» **Excerpted data**
** Start **
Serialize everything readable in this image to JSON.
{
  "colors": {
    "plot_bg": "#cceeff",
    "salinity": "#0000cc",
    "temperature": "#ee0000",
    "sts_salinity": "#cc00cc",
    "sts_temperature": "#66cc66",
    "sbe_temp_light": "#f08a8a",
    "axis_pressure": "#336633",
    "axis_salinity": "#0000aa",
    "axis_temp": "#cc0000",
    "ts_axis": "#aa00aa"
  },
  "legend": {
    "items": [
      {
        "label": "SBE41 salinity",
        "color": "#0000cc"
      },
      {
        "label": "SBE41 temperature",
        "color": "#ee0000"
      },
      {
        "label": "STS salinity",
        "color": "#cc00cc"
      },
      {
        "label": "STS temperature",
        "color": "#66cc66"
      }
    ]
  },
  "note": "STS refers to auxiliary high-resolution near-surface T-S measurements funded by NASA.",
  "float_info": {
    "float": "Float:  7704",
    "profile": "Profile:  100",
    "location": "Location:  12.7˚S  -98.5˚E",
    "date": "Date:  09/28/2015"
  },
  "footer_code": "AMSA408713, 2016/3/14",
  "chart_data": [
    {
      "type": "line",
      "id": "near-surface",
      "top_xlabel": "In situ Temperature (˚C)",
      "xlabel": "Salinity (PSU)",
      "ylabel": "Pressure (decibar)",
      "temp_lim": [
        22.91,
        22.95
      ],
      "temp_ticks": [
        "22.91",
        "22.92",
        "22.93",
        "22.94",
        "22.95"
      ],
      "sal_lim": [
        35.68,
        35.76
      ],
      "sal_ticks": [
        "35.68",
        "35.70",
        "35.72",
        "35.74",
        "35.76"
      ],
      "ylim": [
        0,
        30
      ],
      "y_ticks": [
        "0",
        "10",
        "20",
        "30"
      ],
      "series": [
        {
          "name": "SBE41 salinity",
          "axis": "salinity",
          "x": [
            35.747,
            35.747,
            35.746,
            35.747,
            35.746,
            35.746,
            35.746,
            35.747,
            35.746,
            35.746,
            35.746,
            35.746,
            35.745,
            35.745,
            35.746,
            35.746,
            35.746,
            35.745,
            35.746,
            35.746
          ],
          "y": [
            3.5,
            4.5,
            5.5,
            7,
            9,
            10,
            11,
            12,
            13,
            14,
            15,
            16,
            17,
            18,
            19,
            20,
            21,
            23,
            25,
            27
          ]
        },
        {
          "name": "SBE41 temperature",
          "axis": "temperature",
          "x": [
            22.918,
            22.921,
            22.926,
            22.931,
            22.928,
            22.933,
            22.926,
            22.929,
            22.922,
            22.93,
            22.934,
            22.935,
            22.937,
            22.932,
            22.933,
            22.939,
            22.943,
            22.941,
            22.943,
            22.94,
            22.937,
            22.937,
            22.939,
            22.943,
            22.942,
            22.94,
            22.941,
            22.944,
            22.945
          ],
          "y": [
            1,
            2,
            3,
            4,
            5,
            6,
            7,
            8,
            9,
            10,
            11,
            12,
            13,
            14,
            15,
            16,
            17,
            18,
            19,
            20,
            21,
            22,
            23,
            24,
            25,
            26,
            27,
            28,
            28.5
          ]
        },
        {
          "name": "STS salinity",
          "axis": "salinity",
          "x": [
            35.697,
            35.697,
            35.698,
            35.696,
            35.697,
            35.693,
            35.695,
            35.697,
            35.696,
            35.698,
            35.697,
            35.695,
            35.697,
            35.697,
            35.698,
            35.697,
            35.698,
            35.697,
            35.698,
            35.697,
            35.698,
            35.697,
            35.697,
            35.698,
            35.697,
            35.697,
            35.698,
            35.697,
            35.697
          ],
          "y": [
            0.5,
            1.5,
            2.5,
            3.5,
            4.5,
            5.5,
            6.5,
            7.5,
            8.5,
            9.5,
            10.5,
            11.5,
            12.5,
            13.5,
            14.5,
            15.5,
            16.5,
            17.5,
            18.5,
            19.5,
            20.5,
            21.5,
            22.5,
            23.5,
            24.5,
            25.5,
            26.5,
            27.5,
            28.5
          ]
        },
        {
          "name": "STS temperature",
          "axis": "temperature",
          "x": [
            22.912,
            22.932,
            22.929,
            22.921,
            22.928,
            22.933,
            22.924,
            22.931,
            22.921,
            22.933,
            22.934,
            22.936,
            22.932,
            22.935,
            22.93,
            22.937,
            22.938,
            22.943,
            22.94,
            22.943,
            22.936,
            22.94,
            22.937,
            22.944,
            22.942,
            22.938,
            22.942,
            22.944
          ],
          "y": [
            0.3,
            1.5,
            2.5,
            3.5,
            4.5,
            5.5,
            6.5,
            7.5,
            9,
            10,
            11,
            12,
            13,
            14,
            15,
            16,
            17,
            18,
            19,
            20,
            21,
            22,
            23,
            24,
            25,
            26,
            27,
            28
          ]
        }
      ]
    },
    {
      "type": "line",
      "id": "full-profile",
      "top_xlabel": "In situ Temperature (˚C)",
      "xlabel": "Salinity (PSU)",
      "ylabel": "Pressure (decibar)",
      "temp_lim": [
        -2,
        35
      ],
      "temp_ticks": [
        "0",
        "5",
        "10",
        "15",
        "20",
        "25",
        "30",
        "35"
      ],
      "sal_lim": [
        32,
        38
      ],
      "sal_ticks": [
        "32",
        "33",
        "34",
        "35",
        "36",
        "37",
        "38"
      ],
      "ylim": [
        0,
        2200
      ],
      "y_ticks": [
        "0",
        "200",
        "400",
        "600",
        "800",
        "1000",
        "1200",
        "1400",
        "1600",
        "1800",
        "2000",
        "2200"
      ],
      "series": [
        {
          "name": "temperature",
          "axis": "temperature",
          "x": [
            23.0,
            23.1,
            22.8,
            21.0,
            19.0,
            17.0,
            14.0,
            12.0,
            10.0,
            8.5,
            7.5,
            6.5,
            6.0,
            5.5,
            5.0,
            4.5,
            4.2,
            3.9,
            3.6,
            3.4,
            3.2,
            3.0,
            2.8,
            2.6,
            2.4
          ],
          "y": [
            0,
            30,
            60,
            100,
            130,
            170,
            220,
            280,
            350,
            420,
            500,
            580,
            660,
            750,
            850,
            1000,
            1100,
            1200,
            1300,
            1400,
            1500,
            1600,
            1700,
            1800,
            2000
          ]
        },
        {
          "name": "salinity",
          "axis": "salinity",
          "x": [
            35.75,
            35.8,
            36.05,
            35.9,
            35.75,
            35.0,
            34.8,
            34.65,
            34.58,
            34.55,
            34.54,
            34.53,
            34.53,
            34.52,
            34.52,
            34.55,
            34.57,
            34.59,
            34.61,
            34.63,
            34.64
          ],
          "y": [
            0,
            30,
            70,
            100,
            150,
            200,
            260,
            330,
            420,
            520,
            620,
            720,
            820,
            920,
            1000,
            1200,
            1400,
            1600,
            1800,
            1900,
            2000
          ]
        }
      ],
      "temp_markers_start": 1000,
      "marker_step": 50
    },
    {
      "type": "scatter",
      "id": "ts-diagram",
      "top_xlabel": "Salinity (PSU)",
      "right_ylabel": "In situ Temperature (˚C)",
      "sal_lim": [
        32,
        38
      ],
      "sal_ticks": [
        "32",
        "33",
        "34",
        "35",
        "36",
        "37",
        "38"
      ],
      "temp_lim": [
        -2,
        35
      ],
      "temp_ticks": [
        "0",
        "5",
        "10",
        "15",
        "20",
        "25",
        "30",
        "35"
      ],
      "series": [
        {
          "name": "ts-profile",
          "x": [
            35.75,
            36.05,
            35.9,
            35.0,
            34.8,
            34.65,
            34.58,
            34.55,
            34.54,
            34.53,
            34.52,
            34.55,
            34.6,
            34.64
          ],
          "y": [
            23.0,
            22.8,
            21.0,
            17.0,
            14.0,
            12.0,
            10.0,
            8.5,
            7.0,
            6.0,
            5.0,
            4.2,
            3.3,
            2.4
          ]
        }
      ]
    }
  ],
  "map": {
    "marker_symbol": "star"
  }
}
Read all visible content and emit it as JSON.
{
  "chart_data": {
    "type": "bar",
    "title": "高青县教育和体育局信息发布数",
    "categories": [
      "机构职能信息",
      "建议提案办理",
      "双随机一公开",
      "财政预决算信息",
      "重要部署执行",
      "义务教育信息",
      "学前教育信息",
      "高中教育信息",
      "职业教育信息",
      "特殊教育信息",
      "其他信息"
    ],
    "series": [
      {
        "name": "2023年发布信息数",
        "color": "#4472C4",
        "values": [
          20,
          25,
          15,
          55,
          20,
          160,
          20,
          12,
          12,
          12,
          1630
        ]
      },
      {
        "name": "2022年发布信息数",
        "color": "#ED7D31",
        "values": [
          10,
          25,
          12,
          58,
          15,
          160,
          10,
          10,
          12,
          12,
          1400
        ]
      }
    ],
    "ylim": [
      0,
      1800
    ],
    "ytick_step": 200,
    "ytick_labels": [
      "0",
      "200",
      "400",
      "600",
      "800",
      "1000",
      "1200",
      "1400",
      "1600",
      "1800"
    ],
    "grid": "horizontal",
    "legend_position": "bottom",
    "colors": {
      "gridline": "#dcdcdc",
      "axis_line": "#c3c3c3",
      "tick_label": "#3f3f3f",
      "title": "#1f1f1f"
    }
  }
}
** End **
Repeat only the lines running from the line that contains "Read all visible content and emit it as JSON." through the last line above, inclusive.

Read all visible content and emit it as JSON.
{
  "chart_data": {
    "type": "bar",
    "title": "高青县教育和体育局信息发布数",
    "categories": [
      "机构职能信息",
      "建议提案办理",
      "双随机一公开",
      "财政预决算信息",
      "重要部署执行",
      "义务教育信息",
      "学前教育信息",
      "高中教育信息",
      "职业教育信息",
      "特殊教育信息",
      "其他信息"
    ],
    "series": [
      {
        "name": "2023年发布信息数",
        "color": "#4472C4",
        "values": [
          20,
          25,
          15,
          55,
          20,
          160,
          20,
          12,
          12,
          12,
          1630
        ]
      },
      {
        "name": "2022年发布信息数",
        "color": "#ED7D31",
        "values": [
          10,
          25,
          12,
          58,
          15,
          160,
          10,
          10,
          12,
          12,
          1400
        ]
      }
    ],
    "ylim": [
      0,
      1800
    ],
    "ytick_step": 200,
    "ytick_labels": [
      "0",
      "200",
      "400",
      "600",
      "800",
      "1000",
      "1200",
      "1400",
      "1600",
      "1800"
    ],
    "grid": "horizontal",
    "legend_position": "bottom",
    "colors": {
      "gridline": "#dcdcdc",
      "axis_line": "#c3c3c3",
      "tick_label": "#3f3f3f",
      "title": "#1f1f1f"
    }
  }
}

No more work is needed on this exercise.